RECHTBANK GELDERLAND

Zittingsplaats Arnhem
Bestuursrecht
zaaknummer: ARN 20/2314

uitspraak van de meervoudige kamer van 26 oktober 2022

in de zaak tussen

[Eiser A] , te [plaats B] , eiser

(gemachtigde: aanvankelijk mr. C. Lamuadni, thans mr. K. Kromhout),
en

de korpschef van politie, verweerder,

(gemachtigde: mr. S.M. Boelens-ten Seldam),
alsmede
de Staat der Nederlanden(de Minister van Justitie en Veiligheid), derde-partij.

Procesverloop

Bij besluit van 3 december 2019 (het primaire besluit) heeft verweerder geweigerd om eiser met ingang van september 2012 een waarnemingstoelage op grond van artikel 17 van het Besluit bezoldiging politie (Bbp) toe te kennen.
Bij besluit van 9 maart 2020 (het bestreden besluit) heeft verweerder het bezwaar van eiser ongegrond verklaard.
Eiser heeft tegen het bestreden besluit beroep ingesteld.
Verweerder heeft een verweerschrift ingediend.
Het beroep is gevoegd behandeld met de zaak 20/2201 op de zitting van 24 juni 2021. Eiser heeft zich laten vertegenwoordigen door zijn voormalige gemachtigde. Verweerder heeft zich laten vertegenwoordigen door zijn gemachtigde en mr. J. Wegen.
Na de zitting zijn de zaken gesplitst.
De rechtbank heeft het onderzoek op 8 september 2021 heropend om partijen in de gelegenheid te stellen hun standpunt nader te onderbouwen.
Verweerder heeft bij brief van 22 november 2021 gereageerd.
Eiser heeft bij brief van 25 januari 2022 gereageerd.
Verweerder heeft bij brief van 16 maart 2022 op deze brief van eiser gereageerd.
Eiser heeft bij brief van 29 april 2022 op deze brief van verweerder gereageerd.
Eiser heeft bij brief van 29 september 2022 verzocht om schadevergoeding wegens overschrijding van de redelijke termijn in beroep op grond van artikel 6 van het Europees Verdrag tot bescherming van de rechten van de mens en de fundamentele vrijheden (EVRM).

## Opdrachten
(1) Geef het stuk van de rechtbankuitspraak van "Eiser heeft bij brief van 25" tot en met "fundamentele vrijheden (EVRM)." woordelijk opnieuw.
(2) Schrijf de records woordelijk over, vanaf de eerste regel tot en met de regel met "point — [294, 196, 303, 206]".
De rechtbankuitspraak en de records hebben een verschillende herkomst.

(Gegevenslijst)
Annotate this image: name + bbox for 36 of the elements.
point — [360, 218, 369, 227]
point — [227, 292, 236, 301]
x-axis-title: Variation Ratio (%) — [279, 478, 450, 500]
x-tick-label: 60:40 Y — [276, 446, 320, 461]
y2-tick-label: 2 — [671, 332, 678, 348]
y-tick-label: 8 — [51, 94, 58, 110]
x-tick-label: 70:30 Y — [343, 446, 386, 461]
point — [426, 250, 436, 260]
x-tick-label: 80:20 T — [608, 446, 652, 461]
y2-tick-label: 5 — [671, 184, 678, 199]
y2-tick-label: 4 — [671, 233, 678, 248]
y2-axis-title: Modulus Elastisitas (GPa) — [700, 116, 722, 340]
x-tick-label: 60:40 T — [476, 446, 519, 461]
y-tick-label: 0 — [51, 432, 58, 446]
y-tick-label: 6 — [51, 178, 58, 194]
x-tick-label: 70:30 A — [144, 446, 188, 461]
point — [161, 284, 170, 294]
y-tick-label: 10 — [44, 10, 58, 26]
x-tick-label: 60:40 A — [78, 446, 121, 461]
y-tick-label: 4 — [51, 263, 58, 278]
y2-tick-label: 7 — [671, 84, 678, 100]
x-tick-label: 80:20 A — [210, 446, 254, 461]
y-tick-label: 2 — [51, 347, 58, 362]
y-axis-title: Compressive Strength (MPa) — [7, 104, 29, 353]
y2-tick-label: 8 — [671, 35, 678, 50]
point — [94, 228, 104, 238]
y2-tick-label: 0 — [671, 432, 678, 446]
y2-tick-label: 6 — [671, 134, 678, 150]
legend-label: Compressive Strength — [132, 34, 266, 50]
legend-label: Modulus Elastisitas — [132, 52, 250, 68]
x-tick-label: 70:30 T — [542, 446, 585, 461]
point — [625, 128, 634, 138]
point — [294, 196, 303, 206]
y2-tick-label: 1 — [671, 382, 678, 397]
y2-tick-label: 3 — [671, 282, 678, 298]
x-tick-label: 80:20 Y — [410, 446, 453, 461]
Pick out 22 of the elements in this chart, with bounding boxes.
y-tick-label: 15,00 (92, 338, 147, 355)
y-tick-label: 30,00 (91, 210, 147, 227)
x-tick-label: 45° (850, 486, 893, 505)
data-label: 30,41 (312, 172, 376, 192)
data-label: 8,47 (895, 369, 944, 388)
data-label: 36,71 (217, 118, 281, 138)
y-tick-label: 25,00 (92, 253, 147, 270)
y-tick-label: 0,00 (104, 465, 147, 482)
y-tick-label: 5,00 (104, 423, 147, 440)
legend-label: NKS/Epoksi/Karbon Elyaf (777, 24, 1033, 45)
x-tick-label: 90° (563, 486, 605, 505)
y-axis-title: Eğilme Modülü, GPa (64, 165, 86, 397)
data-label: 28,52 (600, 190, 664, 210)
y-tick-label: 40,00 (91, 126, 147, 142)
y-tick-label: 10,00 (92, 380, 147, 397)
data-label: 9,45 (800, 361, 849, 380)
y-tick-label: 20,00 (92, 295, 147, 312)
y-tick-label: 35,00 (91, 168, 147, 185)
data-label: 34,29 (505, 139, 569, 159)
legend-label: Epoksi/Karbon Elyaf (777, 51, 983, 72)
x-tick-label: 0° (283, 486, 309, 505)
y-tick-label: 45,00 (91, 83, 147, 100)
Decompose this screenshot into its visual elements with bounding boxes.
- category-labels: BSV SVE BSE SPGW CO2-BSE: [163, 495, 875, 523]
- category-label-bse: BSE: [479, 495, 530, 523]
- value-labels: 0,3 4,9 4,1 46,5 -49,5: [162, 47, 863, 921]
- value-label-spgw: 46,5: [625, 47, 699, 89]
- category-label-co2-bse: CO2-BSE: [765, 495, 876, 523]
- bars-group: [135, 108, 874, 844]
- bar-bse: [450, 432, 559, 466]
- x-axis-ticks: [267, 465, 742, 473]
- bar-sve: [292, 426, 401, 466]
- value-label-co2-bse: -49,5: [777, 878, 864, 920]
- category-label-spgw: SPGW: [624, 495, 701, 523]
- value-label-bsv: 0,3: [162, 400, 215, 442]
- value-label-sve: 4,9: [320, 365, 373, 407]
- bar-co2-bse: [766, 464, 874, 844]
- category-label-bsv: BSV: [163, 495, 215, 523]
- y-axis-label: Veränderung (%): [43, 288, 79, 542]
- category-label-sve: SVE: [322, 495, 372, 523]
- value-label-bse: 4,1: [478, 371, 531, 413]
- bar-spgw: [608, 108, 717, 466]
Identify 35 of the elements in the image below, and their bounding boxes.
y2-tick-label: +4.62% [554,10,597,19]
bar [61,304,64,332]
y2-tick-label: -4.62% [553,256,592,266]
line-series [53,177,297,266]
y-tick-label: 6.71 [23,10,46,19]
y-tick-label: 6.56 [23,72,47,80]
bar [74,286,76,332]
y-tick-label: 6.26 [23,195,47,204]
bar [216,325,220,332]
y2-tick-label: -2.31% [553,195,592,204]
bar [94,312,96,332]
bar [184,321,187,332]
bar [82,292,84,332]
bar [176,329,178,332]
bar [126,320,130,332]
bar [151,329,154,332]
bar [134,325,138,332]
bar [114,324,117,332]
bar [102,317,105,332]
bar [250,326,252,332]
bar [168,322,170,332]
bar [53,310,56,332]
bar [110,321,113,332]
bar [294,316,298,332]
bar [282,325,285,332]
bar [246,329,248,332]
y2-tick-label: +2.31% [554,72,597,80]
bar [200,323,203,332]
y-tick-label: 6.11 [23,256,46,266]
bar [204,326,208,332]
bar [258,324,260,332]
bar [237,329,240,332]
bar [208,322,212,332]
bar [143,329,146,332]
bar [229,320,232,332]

## Antwoorden per opdracht
(1)
Eiser heeft bij brief van 25 januari 2022 gereageerd.
Verweerder heeft bij brief van 16 maart 2022 op deze brief van eiser gereageerd.
Eiser heeft bij brief van 29 april 2022 op deze brief van verweerder gereageerd.
Eiser heeft bij brief van 29 september 2022 verzocht om schadevergoeding wegens overschrijding van de redelijke termijn in beroep op grond van artikel 6 van het Europees Verdrag tot bescherming van de rechten van de mens en de fundamentele vrijheden (EVRM).

(2)
Annotate this image: name + bbox for 36 of the elements.
point — [360, 218, 369, 227]
point — [227, 292, 236, 301]
x-axis-title: Variation Ratio (%) — [279, 478, 450, 500]
x-tick-label: 60:40 Y — [276, 446, 320, 461]
y2-tick-label: 2 — [671, 332, 678, 348]
y-tick-label: 8 — [51, 94, 58, 110]
x-tick-label: 70:30 Y — [343, 446, 386, 461]
point — [426, 250, 436, 260]
x-tick-label: 80:20 T — [608, 446, 652, 461]
y2-tick-label: 5 — [671, 184, 678, 199]
y2-tick-label: 4 — [671, 233, 678, 248]
y2-axis-title: Modulus Elastisitas (GPa) — [700, 116, 722, 340]
x-tick-label: 60:40 T — [476, 446, 519, 461]
y-tick-label: 0 — [51, 432, 58, 446]
y-tick-label: 6 — [51, 178, 58, 194]
x-tick-label: 70:30 A — [144, 446, 188, 461]
point — [161, 284, 170, 294]
y-tick-label: 10 — [44, 10, 58, 26]
x-tick-label: 60:40 A — [78, 446, 121, 461]
y-tick-label: 4 — [51, 263, 58, 278]
y2-tick-label: 7 — [671, 84, 678, 100]
x-tick-label: 80:20 A — [210, 446, 254, 461]
y-tick-label: 2 — [51, 347, 58, 362]
y-axis-title: Compressive Strength (MPa) — [7, 104, 29, 353]
y2-tick-label: 8 — [671, 35, 678, 50]
point — [94, 228, 104, 238]
y2-tick-label: 0 — [671, 432, 678, 446]
y2-tick-label: 6 — [671, 134, 678, 150]
legend-label: Compressive Strength — [132, 34, 266, 50]
legend-label: Modulus Elastisitas — [132, 52, 250, 68]
x-tick-label: 70:30 T — [542, 446, 585, 461]
point — [625, 128, 634, 138]
point — [294, 196, 303, 206]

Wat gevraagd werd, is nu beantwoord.